→ **STORED DATA**

-------

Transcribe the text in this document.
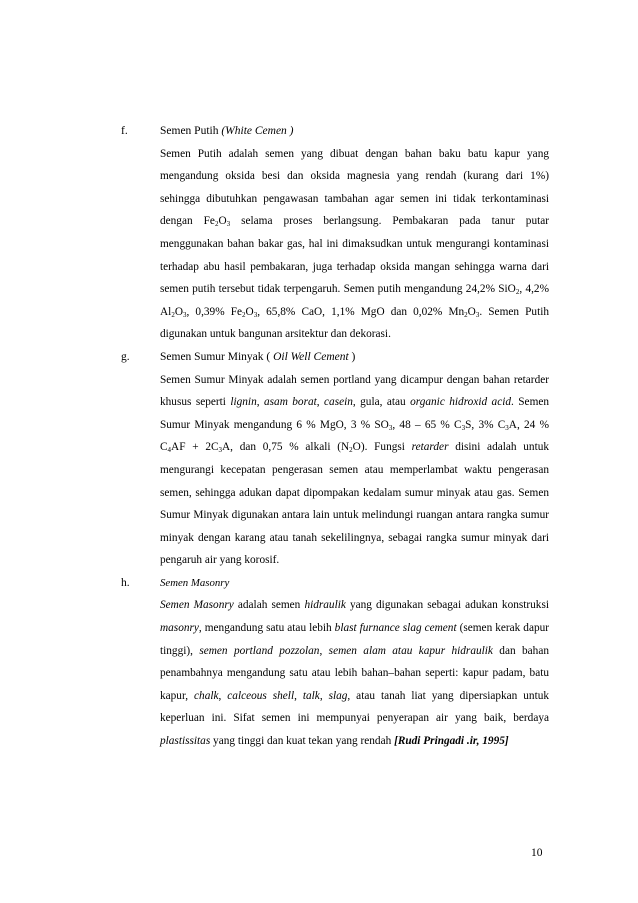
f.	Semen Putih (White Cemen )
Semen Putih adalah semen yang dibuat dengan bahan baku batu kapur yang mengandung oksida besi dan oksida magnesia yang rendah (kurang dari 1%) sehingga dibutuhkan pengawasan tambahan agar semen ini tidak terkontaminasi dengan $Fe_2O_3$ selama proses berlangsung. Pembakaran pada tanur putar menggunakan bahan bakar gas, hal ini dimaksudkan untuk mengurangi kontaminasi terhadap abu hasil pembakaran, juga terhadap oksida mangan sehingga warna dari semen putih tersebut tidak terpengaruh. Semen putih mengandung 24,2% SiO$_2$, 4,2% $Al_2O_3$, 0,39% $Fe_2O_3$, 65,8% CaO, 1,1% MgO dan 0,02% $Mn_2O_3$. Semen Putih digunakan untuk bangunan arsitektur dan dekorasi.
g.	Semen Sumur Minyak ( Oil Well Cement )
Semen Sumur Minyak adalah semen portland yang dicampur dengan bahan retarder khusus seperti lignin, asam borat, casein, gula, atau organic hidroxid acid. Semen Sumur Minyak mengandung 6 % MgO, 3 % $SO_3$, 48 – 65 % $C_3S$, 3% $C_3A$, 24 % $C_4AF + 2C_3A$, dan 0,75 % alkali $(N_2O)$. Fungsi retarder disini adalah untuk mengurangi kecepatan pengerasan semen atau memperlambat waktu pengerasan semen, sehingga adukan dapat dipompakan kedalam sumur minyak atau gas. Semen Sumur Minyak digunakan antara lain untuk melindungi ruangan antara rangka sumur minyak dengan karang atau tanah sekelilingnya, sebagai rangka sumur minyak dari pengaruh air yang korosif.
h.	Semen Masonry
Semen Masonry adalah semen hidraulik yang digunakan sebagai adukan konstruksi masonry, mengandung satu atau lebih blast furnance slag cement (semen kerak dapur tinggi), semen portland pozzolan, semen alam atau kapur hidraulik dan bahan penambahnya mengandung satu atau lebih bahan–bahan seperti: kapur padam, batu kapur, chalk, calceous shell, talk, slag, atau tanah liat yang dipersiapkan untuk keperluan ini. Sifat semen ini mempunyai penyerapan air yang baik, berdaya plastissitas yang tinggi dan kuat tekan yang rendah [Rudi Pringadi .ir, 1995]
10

-------

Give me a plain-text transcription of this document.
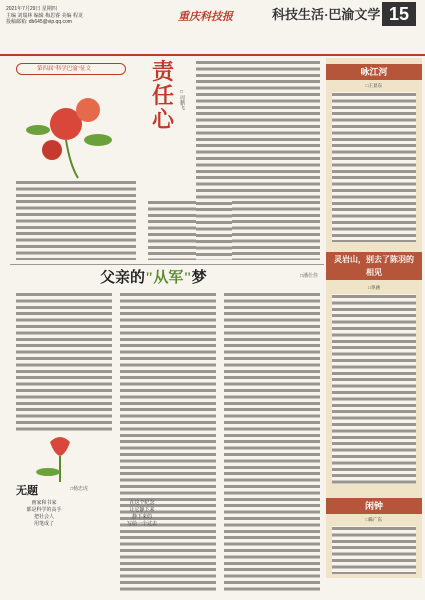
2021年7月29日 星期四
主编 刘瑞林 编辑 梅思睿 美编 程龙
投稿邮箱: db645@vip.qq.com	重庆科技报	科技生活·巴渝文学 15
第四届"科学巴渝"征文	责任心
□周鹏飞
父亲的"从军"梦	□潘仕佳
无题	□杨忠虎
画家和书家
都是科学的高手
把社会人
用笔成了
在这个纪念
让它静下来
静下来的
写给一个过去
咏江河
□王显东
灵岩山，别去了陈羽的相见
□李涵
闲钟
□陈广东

-------

→ **THE REQUEST**
All lines in the data that contain the word "Sumur" should be copied.

→ **RESULT BELOW**
g.	Semen Sumur Minyak ( Oil Well Cement )
Semen Sumur Minyak adalah semen portland yang dicampur dengan bahan retarder khusus seperti lignin, asam borat, casein, gula, atau organic hidroxid acid. Semen Sumur Minyak mengandung 6 % MgO, 3 % $SO_3$, 48 – 65 % $C_3S$, 3% $C_3A$, 24 % $C_4AF + 2C_3A$, dan 0,75 % alkali $(N_2O)$. Fungsi retarder disini adalah untuk mengurangi kecepatan pengerasan semen atau memperlambat waktu pengerasan semen, sehingga adukan dapat dipompakan kedalam sumur minyak atau gas. Semen Sumur Minyak digunakan antara lain untuk melindungi ruangan antara rangka sumur minyak dengan karang atau tanah sekelilingnya, sebagai rangka sumur minyak dari pengaruh air yang korosif.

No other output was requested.